**WHAT THE EXERCISE ASKS**
With the images removed, repeat the data below exactly.

==*==

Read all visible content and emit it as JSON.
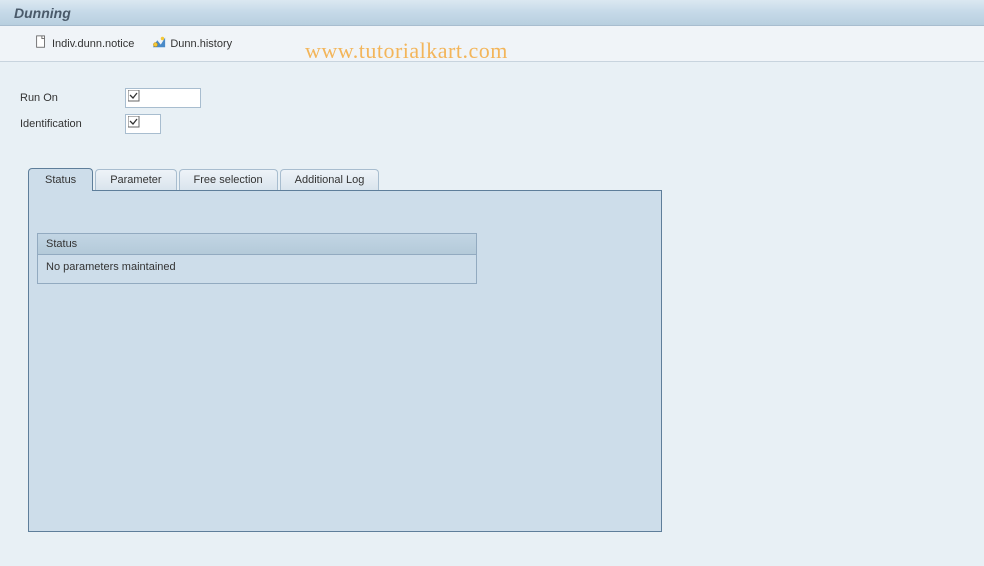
{
  "header": {
    "title": "Dunning"
  },
  "toolbar": {
    "indiv_dunn_notice": "Indiv.dunn.notice",
    "dunn_history": "Dunn.history"
  },
  "watermark": "www.tutorialkart.com",
  "form": {
    "run_on_label": "Run On",
    "run_on_value": "",
    "identification_label": "Identification",
    "identification_value": ""
  },
  "tabs": {
    "status": "Status",
    "parameter": "Parameter",
    "free_selection": "Free selection",
    "additional_log": "Additional Log",
    "active": "status"
  },
  "panel": {
    "status_group_title": "Status",
    "status_message": "No parameters maintained"
  }
}
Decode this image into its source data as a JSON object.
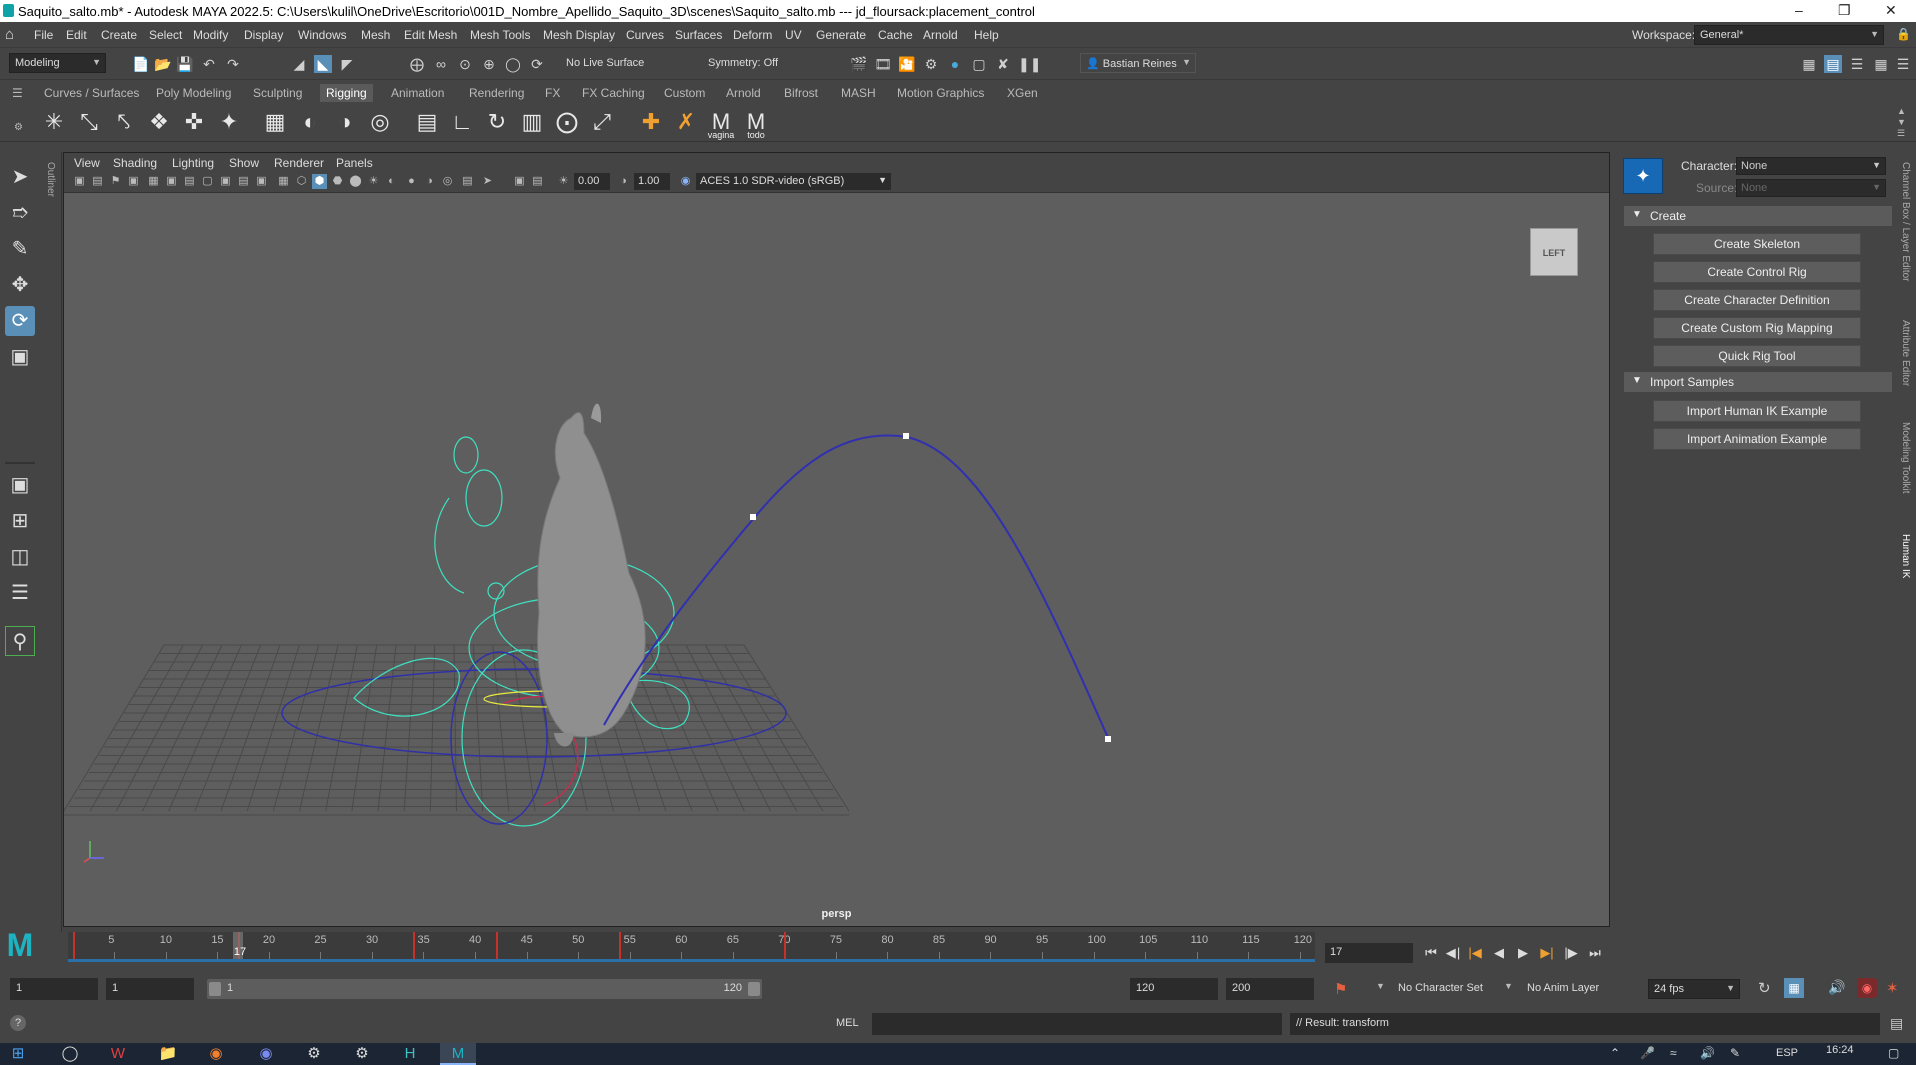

==*==

**FINAL RESULT**
Read all visible content and emit it as JSON.
{
  "header": {
    "title": "Dunning"
  },
  "toolbar": {
    "indiv_dunn_notice": "Indiv.dunn.notice",
    "dunn_history": "Dunn.history"
  },
  "watermark": "www.tutorialkart.com",
  "form": {
    "run_on_label": "Run On",
    "run_on_value": "",
    "identification_label": "Identification",
    "identification_value": ""
  },
  "tabs": {
    "status": "Status",
    "parameter": "Parameter",
    "free_selection": "Free selection",
    "additional_log": "Additional Log",
    "active": "status"
  },
  "panel": {
    "status_group_title": "Status",
    "status_message": "No parameters maintained"
  }
}
Decode this image into its source data as a JSON object.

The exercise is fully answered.